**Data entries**
— begin —

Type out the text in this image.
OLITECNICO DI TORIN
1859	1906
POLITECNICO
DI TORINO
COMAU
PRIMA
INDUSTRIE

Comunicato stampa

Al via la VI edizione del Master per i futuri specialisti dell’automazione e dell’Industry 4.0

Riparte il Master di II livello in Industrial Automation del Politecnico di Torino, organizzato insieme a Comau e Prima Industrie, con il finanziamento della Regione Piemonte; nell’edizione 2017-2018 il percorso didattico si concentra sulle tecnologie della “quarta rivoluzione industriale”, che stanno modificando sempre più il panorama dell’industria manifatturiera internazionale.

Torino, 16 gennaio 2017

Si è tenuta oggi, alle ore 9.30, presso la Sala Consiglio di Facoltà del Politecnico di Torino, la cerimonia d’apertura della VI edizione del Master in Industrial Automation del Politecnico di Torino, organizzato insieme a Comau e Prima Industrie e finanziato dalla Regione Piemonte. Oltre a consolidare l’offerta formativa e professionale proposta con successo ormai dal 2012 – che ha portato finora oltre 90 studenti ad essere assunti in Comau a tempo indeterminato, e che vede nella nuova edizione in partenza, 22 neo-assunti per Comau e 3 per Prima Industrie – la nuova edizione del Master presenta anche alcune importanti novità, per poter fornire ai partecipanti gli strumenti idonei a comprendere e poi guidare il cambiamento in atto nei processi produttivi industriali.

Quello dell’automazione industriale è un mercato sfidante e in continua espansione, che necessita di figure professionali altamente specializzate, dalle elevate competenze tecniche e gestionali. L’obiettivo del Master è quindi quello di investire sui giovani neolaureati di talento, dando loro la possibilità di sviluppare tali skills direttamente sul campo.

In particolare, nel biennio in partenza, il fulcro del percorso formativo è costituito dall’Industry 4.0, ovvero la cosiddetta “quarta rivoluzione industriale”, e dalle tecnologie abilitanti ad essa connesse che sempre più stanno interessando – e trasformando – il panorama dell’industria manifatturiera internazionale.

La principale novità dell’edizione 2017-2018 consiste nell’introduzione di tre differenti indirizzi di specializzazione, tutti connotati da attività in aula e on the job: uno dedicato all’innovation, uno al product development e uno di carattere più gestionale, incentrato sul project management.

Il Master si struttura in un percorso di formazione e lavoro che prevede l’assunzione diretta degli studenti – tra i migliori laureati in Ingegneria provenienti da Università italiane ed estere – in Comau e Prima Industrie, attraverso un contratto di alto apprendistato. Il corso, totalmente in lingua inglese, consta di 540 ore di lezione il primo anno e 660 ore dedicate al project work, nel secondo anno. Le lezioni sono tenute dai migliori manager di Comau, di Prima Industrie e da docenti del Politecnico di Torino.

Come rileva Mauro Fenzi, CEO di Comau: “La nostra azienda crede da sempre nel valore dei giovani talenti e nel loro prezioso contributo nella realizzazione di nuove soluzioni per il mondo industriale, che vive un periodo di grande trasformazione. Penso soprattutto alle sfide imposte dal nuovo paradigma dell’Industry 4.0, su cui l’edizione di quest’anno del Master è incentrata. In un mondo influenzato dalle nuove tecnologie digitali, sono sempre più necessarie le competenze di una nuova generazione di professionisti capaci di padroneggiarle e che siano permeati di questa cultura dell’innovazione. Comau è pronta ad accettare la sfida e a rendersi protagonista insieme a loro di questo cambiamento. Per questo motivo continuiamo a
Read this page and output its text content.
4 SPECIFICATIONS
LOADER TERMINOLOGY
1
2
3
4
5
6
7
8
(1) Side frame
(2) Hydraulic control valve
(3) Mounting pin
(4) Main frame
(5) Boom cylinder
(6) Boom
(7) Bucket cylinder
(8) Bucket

— end —

**Task statement**
Can you restate every record above word for word?

**Result of the exercise**
Type out the text in this image.
OLITECNICO DI TORIN
1859	1906
POLITECNICO
DI TORINO
COMAU
PRIMA
INDUSTRIE

Comunicato stampa

Al via la VI edizione del Master per i futuri specialisti dell’automazione e dell’Industry 4.0

Riparte il Master di II livello in Industrial Automation del Politecnico di Torino, organizzato insieme a Comau e Prima Industrie, con il finanziamento della Regione Piemonte; nell’edizione 2017-2018 il percorso didattico si concentra sulle tecnologie della “quarta rivoluzione industriale”, che stanno modificando sempre più il panorama dell’industria manifatturiera internazionale.

Torino, 16 gennaio 2017

Si è tenuta oggi, alle ore 9.30, presso la Sala Consiglio di Facoltà del Politecnico di Torino, la cerimonia d’apertura della VI edizione del Master in Industrial Automation del Politecnico di Torino, organizzato insieme a Comau e Prima Industrie e finanziato dalla Regione Piemonte. Oltre a consolidare l’offerta formativa e professionale proposta con successo ormai dal 2012 – che ha portato finora oltre 90 studenti ad essere assunti in Comau a tempo indeterminato, e che vede nella nuova edizione in partenza, 22 neo-assunti per Comau e 3 per Prima Industrie – la nuova edizione del Master presenta anche alcune importanti novità, per poter fornire ai partecipanti gli strumenti idonei a comprendere e poi guidare il cambiamento in atto nei processi produttivi industriali.

Quello dell’automazione industriale è un mercato sfidante e in continua espansione, che necessita di figure professionali altamente specializzate, dalle elevate competenze tecniche e gestionali. L’obiettivo del Master è quindi quello di investire sui giovani neolaureati di talento, dando loro la possibilità di sviluppare tali skills direttamente sul campo.

In particolare, nel biennio in partenza, il fulcro del percorso formativo è costituito dall’Industry 4.0, ovvero la cosiddetta “quarta rivoluzione industriale”, e dalle tecnologie abilitanti ad essa connesse che sempre più stanno interessando – e trasformando – il panorama dell’industria manifatturiera internazionale.

La principale novità dell’edizione 2017-2018 consiste nell’introduzione di tre differenti indirizzi di specializzazione, tutti connotati da attività in aula e on the job: uno dedicato all’innovation, uno al product development e uno di carattere più gestionale, incentrato sul project management.

Il Master si struttura in un percorso di formazione e lavoro che prevede l’assunzione diretta degli studenti – tra i migliori laureati in Ingegneria provenienti da Università italiane ed estere – in Comau e Prima Industrie, attraverso un contratto di alto apprendistato. Il corso, totalmente in lingua inglese, consta di 540 ore di lezione il primo anno e 660 ore dedicate al project work, nel secondo anno. Le lezioni sono tenute dai migliori manager di Comau, di Prima Industrie e da docenti del Politecnico di Torino.

Come rileva Mauro Fenzi, CEO di Comau: “La nostra azienda crede da sempre nel valore dei giovani talenti e nel loro prezioso contributo nella realizzazione di nuove soluzioni per il mondo industriale, che vive un periodo di grande trasformazione. Penso soprattutto alle sfide imposte dal nuovo paradigma dell’Industry 4.0, su cui l’edizione di quest’anno del Master è incentrata. In un mondo influenzato dalle nuove tecnologie digitali, sono sempre più necessarie le competenze di una nuova generazione di professionisti capaci di padroneggiarle e che siano permeati di questa cultura dell’innovazione. Comau è pronta ad accettare la sfida e a rendersi protagonista insieme a loro di questo cambiamento. Per questo motivo continuiamo a
Read this page and output its text content.
4 SPECIFICATIONS
LOADER TERMINOLOGY
1
2
3
4
5
6
7
8
(1) Side frame
(2) Hydraulic control valve
(3) Mounting pin
(4) Main frame
(5) Boom cylinder
(6) Boom
(7) Bucket cylinder
(8) Bucket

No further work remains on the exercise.